** start EXTRACTED ENTRIES **
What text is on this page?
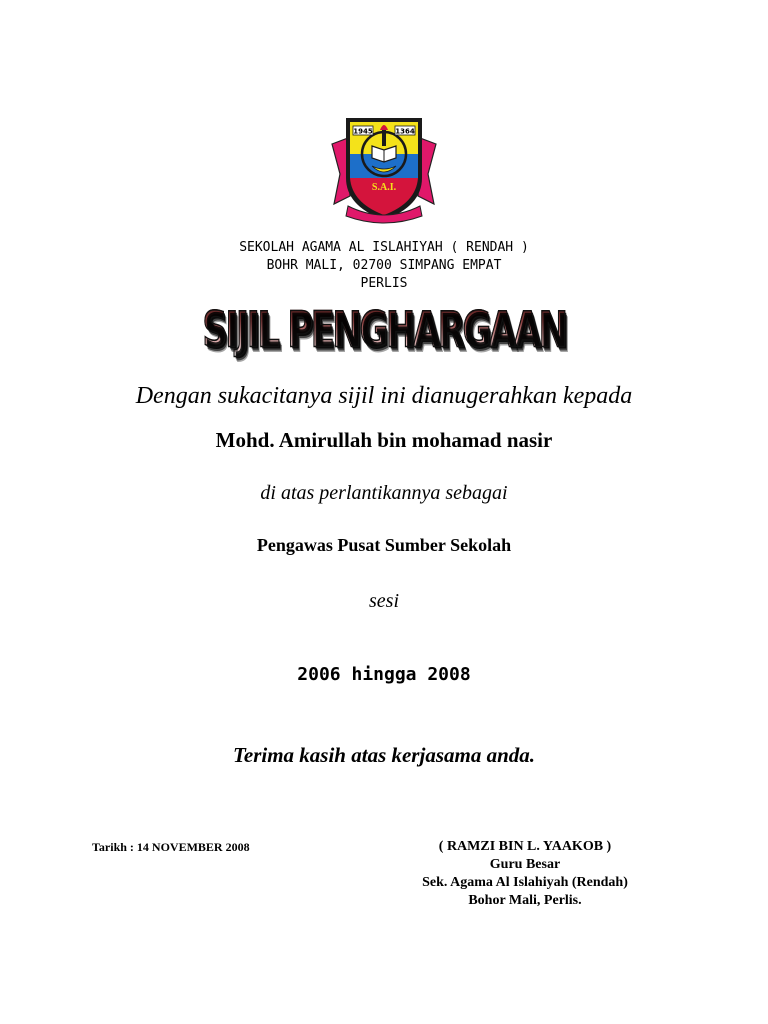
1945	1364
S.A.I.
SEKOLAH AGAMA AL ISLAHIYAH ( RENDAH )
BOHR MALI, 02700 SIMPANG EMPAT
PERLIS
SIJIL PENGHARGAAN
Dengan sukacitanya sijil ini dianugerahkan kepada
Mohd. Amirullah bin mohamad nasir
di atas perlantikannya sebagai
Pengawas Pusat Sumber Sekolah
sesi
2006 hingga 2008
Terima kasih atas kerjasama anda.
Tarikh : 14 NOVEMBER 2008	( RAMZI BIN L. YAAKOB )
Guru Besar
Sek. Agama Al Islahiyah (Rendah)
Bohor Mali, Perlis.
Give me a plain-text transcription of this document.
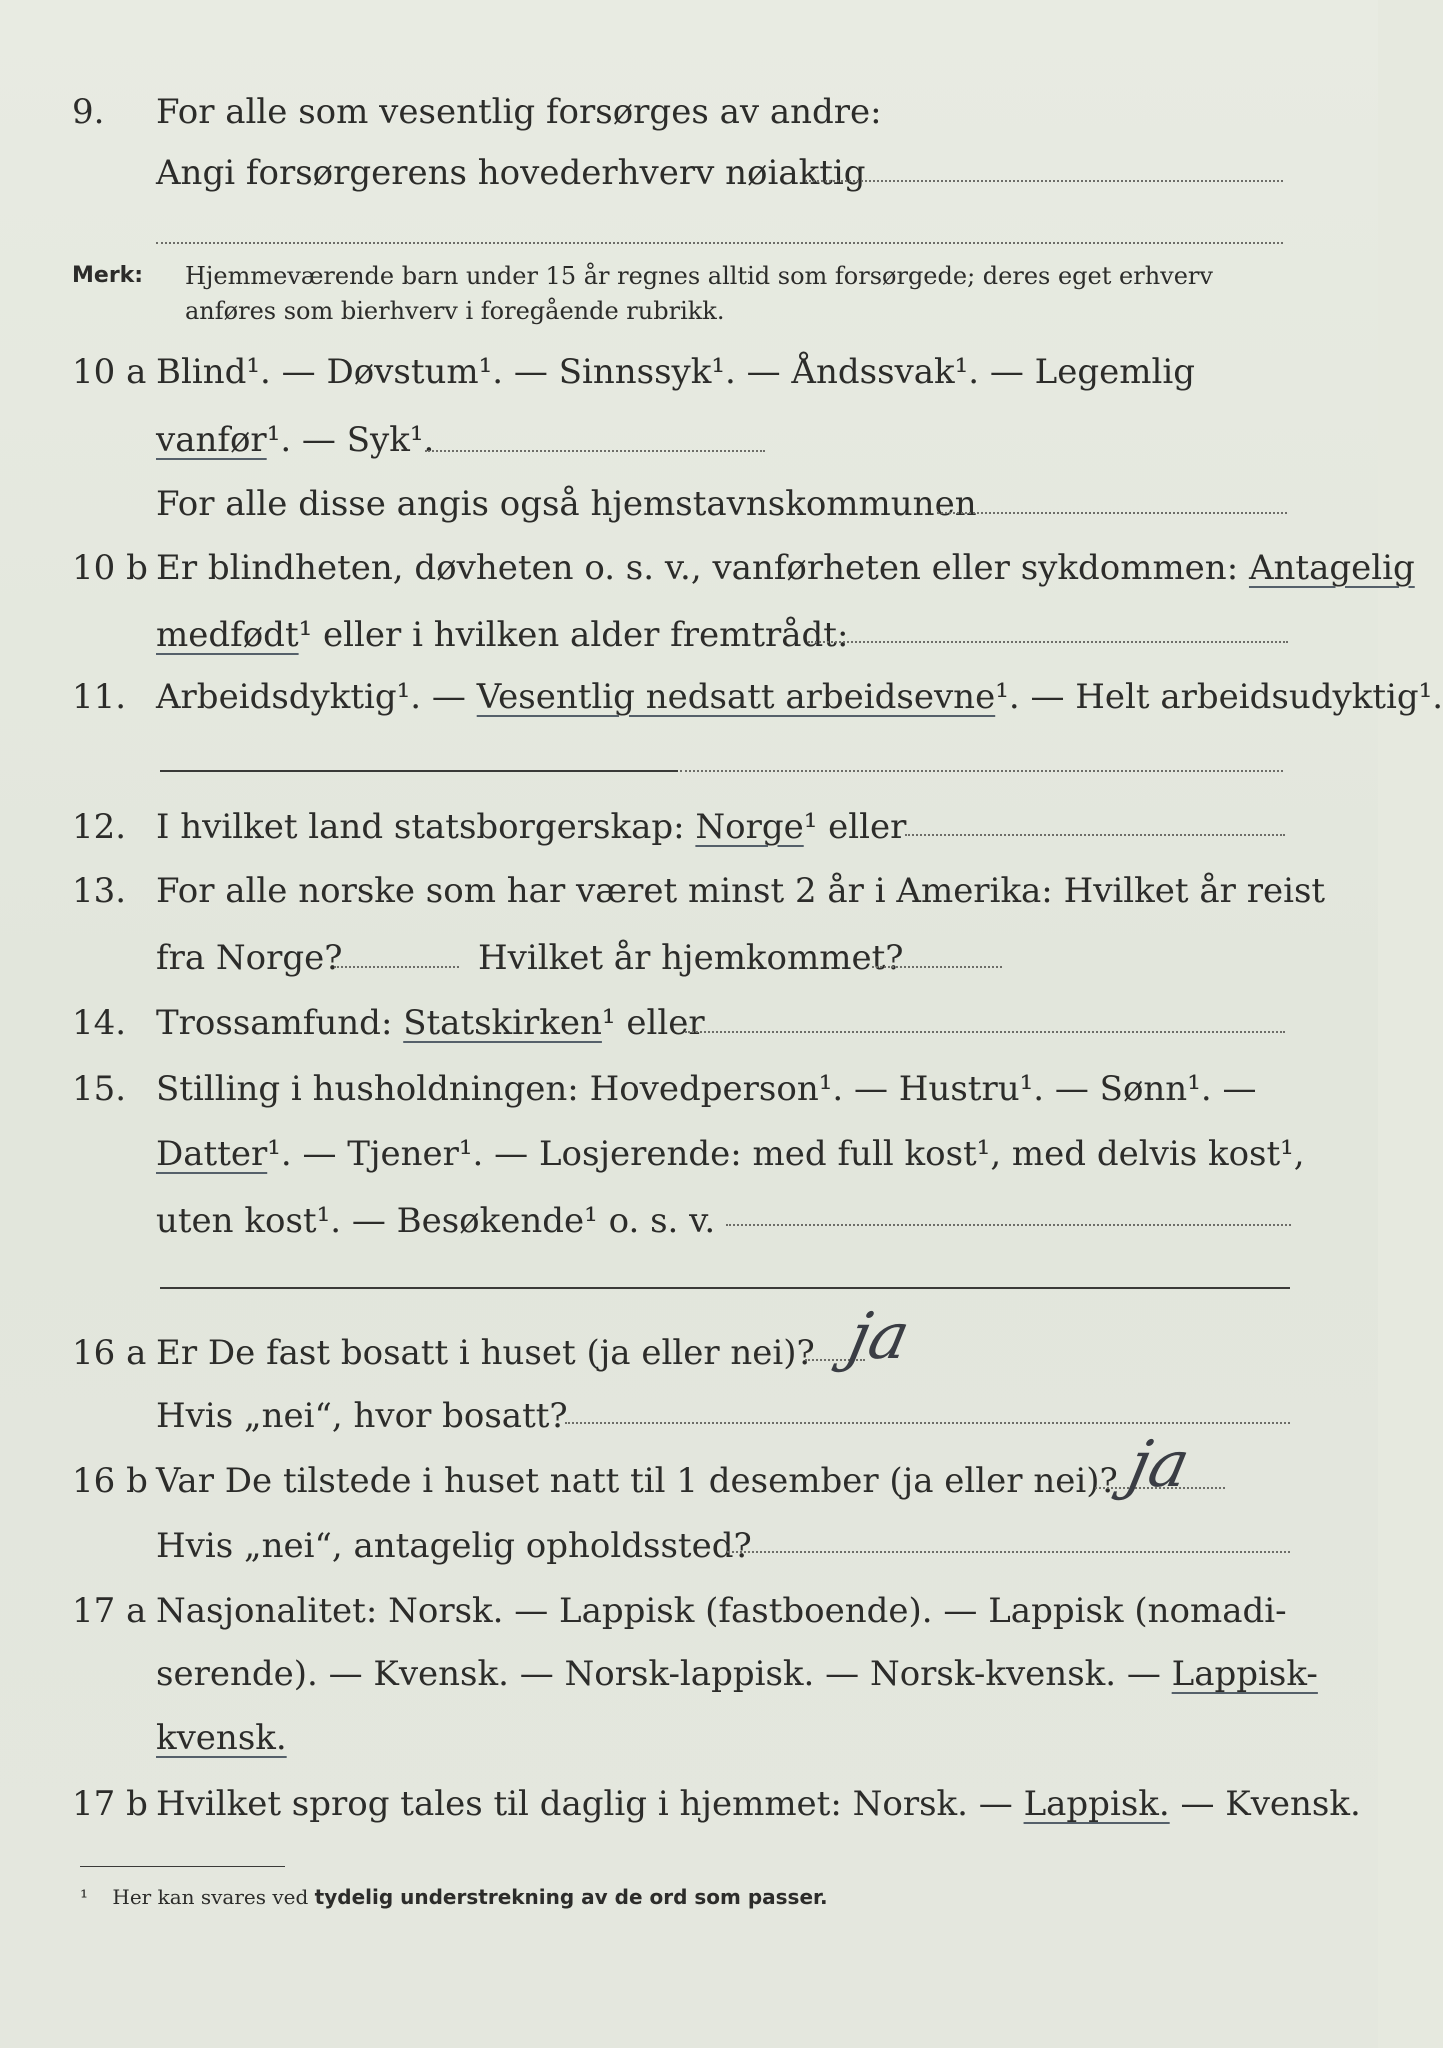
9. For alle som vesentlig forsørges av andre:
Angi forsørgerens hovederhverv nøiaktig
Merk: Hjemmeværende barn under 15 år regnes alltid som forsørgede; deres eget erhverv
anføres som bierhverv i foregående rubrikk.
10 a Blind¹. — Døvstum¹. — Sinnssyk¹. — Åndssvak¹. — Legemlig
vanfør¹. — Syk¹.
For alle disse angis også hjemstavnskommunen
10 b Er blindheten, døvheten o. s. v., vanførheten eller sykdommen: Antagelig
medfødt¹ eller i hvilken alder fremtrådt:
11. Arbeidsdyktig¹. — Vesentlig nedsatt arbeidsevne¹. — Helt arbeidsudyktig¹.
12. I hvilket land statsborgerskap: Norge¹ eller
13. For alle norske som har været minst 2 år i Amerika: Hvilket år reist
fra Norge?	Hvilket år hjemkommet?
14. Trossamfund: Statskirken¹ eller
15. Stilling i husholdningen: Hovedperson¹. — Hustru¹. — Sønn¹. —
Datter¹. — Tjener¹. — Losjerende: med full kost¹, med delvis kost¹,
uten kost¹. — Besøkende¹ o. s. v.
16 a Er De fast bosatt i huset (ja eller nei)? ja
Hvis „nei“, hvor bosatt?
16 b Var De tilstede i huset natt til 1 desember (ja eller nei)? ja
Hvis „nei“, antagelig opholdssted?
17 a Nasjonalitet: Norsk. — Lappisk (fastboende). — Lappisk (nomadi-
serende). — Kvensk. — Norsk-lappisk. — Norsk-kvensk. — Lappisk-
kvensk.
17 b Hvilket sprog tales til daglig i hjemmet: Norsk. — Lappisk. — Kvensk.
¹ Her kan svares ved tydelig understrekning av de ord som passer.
** end EXTRACTED ENTRIES **
** start EXTRACTED ENTRIES **
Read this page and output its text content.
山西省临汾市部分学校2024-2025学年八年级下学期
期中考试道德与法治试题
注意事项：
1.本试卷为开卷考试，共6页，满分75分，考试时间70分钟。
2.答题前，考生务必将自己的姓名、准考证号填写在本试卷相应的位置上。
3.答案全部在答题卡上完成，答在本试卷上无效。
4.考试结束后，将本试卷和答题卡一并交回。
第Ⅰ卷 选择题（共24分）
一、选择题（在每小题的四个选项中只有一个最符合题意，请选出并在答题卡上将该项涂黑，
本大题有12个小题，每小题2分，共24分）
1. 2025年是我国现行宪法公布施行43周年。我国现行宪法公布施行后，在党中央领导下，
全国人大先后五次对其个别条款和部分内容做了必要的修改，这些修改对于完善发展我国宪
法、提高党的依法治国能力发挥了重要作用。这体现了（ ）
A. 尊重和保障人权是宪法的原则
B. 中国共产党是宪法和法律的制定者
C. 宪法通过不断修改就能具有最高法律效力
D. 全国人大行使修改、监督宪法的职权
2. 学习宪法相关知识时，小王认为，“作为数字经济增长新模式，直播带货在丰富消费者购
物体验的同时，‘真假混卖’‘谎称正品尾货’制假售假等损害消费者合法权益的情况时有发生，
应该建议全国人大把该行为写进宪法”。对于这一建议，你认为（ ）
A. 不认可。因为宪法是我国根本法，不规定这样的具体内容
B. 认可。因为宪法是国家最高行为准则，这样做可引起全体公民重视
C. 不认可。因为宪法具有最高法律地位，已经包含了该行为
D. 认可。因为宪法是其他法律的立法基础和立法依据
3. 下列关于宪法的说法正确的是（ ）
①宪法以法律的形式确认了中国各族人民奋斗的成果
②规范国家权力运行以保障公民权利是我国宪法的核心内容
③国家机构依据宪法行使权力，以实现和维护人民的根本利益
** end EXTRACTED ENTRIES **
- DO THIS
From the data above, show each line that contains "text".

- TASK ANSWER
What text is on this page?
Give me a plain-text transcription of this document.
Read this page and output its text content.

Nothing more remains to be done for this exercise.